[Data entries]
--- START ---

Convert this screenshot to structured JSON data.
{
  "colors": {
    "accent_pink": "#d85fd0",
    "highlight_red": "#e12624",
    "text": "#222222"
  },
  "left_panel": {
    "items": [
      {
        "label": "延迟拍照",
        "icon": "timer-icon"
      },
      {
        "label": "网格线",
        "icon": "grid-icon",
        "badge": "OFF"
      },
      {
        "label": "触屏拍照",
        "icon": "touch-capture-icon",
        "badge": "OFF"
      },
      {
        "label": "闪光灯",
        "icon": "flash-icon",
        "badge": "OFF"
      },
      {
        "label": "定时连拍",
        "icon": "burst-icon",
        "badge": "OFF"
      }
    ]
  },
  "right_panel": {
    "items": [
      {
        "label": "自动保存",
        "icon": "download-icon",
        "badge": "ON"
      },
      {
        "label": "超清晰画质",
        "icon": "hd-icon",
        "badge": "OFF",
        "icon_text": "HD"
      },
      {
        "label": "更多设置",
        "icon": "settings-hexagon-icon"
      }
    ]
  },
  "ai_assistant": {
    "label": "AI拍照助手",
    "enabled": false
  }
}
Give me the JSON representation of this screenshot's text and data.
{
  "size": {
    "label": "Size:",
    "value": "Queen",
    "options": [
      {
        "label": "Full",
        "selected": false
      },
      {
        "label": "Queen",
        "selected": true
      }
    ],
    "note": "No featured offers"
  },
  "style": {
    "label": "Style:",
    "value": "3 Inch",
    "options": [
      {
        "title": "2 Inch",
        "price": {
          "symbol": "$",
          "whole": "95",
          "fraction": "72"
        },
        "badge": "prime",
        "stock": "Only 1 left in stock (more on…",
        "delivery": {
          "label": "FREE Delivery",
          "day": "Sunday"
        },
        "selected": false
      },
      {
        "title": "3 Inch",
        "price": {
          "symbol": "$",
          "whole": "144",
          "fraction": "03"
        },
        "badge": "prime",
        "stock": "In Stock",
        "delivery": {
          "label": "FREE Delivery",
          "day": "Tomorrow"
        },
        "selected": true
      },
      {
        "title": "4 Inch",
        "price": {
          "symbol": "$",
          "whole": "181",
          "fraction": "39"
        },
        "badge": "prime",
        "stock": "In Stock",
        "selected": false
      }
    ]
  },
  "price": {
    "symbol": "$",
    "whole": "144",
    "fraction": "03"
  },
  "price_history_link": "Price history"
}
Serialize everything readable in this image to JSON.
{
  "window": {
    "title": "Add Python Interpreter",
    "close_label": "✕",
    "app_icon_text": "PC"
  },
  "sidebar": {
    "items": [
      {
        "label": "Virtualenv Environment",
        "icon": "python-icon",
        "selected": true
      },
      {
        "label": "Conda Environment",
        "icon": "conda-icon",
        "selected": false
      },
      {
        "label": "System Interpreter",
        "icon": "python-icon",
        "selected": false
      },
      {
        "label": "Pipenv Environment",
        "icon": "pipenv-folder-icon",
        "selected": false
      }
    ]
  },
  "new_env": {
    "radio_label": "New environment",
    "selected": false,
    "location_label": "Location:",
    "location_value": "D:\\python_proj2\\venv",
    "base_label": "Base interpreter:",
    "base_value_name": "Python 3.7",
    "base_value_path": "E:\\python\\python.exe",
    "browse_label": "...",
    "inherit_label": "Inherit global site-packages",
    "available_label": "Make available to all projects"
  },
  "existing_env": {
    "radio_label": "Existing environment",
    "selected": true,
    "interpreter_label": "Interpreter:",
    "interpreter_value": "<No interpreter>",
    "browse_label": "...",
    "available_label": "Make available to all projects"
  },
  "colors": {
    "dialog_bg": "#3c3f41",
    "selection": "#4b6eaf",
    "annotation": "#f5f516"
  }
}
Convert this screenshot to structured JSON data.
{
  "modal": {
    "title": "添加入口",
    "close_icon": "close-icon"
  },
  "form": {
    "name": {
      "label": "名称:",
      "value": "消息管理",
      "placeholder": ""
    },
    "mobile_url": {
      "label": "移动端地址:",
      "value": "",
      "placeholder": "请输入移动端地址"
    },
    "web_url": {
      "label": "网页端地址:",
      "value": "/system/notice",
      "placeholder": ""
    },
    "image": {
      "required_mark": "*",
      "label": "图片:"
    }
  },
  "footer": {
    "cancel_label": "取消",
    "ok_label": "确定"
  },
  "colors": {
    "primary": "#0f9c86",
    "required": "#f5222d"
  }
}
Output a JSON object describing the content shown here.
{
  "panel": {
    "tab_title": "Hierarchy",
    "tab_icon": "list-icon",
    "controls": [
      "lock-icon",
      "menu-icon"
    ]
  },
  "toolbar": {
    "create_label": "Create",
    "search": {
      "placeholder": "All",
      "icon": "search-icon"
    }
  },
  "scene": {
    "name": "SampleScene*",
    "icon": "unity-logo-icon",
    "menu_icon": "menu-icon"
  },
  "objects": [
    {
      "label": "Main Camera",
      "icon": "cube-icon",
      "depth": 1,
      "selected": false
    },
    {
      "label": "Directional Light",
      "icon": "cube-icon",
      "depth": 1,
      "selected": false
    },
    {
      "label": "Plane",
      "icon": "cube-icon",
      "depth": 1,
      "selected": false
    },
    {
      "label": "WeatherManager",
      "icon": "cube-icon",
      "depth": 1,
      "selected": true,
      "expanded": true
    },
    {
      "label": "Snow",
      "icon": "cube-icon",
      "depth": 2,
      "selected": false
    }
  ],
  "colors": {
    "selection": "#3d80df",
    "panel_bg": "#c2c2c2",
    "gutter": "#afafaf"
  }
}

--- END ---

= What to produce =
Reproduce the complete set of lines precisely as supplied.

= The output =
Convert this screenshot to structured JSON data.
{
  "colors": {
    "accent_pink": "#d85fd0",
    "highlight_red": "#e12624",
    "text": "#222222"
  },
  "left_panel": {
    "items": [
      {
        "label": "延迟拍照",
        "icon": "timer-icon"
      },
      {
        "label": "网格线",
        "icon": "grid-icon",
        "badge": "OFF"
      },
      {
        "label": "触屏拍照",
        "icon": "touch-capture-icon",
        "badge": "OFF"
      },
      {
        "label": "闪光灯",
        "icon": "flash-icon",
        "badge": "OFF"
      },
      {
        "label": "定时连拍",
        "icon": "burst-icon",
        "badge": "OFF"
      }
    ]
  },
  "right_panel": {
    "items": [
      {
        "label": "自动保存",
        "icon": "download-icon",
        "badge": "ON"
      },
      {
        "label": "超清晰画质",
        "icon": "hd-icon",
        "badge": "OFF",
        "icon_text": "HD"
      },
      {
        "label": "更多设置",
        "icon": "settings-hexagon-icon"
      }
    ]
  },
  "ai_assistant": {
    "label": "AI拍照助手",
    "enabled": false
  }
}
Give me the JSON representation of this screenshot's text and data.
{
  "size": {
    "label": "Size:",
    "value": "Queen",
    "options": [
      {
        "label": "Full",
        "selected": false
      },
      {
        "label": "Queen",
        "selected": true
      }
    ],
    "note": "No featured offers"
  },
  "style": {
    "label": "Style:",
    "value": "3 Inch",
    "options": [
      {
        "title": "2 Inch",
        "price": {
          "symbol": "$",
          "whole": "95",
          "fraction": "72"
        },
        "badge": "prime",
        "stock": "Only 1 left in stock (more on…",
        "delivery": {
          "label": "FREE Delivery",
          "day": "Sunday"
        },
        "selected": false
      },
      {
        "title": "3 Inch",
        "price": {
          "symbol": "$",
          "whole": "144",
          "fraction": "03"
        },
        "badge": "prime",
        "stock": "In Stock",
        "delivery": {
          "label": "FREE Delivery",
          "day": "Tomorrow"
        },
        "selected": true
      },
      {
        "title": "4 Inch",
        "price": {
          "symbol": "$",
          "whole": "181",
          "fraction": "39"
        },
        "badge": "prime",
        "stock": "In Stock",
        "selected": false
      }
    ]
  },
  "price": {
    "symbol": "$",
    "whole": "144",
    "fraction": "03"
  },
  "price_history_link": "Price history"
}
Serialize everything readable in this image to JSON.
{
  "window": {
    "title": "Add Python Interpreter",
    "close_label": "✕",
    "app_icon_text": "PC"
  },
  "sidebar": {
    "items": [
      {
        "label": "Virtualenv Environment",
        "icon": "python-icon",
        "selected": true
      },
      {
        "label": "Conda Environment",
        "icon": "conda-icon",
        "selected": false
      },
      {
        "label": "System Interpreter",
        "icon": "python-icon",
        "selected": false
      },
      {
        "label": "Pipenv Environment",
        "icon": "pipenv-folder-icon",
        "selected": false
      }
    ]
  },
  "new_env": {
    "radio_label": "New environment",
    "selected": false,
    "location_label": "Location:",
    "location_value": "D:\\python_proj2\\venv",
    "base_label": "Base interpreter:",
    "base_value_name": "Python 3.7",
    "base_value_path": "E:\\python\\python.exe",
    "browse_label": "...",
    "inherit_label": "Inherit global site-packages",
    "available_label": "Make available to all projects"
  },
  "existing_env": {
    "radio_label": "Existing environment",
    "selected": true,
    "interpreter_label": "Interpreter:",
    "interpreter_value": "<No interpreter>",
    "browse_label": "...",
    "available_label": "Make available to all projects"
  },
  "colors": {
    "dialog_bg": "#3c3f41",
    "selection": "#4b6eaf",
    "annotation": "#f5f516"
  }
}
Convert this screenshot to structured JSON data.
{
  "modal": {
    "title": "添加入口",
    "close_icon": "close-icon"
  },
  "form": {
    "name": {
      "label": "名称:",
      "value": "消息管理",
      "placeholder": ""
    },
    "mobile_url": {
      "label": "移动端地址:",
      "value": "",
      "placeholder": "请输入移动端地址"
    },
    "web_url": {
      "label": "网页端地址:",
      "value": "/system/notice",
      "placeholder": ""
    },
    "image": {
      "required_mark": "*",
      "label": "图片:"
    }
  },
  "footer": {
    "cancel_label": "取消",
    "ok_label": "确定"
  },
  "colors": {
    "primary": "#0f9c86",
    "required": "#f5222d"
  }
}
Output a JSON object describing the content shown here.
{
  "panel": {
    "tab_title": "Hierarchy",
    "tab_icon": "list-icon",
    "controls": [
      "lock-icon",
      "menu-icon"
    ]
  },
  "toolbar": {
    "create_label": "Create",
    "search": {
      "placeholder": "All",
      "icon": "search-icon"
    }
  },
  "scene": {
    "name": "SampleScene*",
    "icon": "unity-logo-icon",
    "menu_icon": "menu-icon"
  },
  "objects": [
    {
      "label": "Main Camera",
      "icon": "cube-icon",
      "depth": 1,
      "selected": false
    },
    {
      "label": "Directional Light",
      "icon": "cube-icon",
      "depth": 1,
      "selected": false
    },
    {
      "label": "Plane",
      "icon": "cube-icon",
      "depth": 1,
      "selected": false
    },
    {
      "label": "WeatherManager",
      "icon": "cube-icon",
      "depth": 1,
      "selected": true,
      "expanded": true
    },
    {
      "label": "Snow",
      "icon": "cube-icon",
      "depth": 2,
      "selected": false
    }
  ],
  "colors": {
    "selection": "#3d80df",
    "panel_bg": "#c2c2c2",
    "gutter": "#afafaf"
  }
}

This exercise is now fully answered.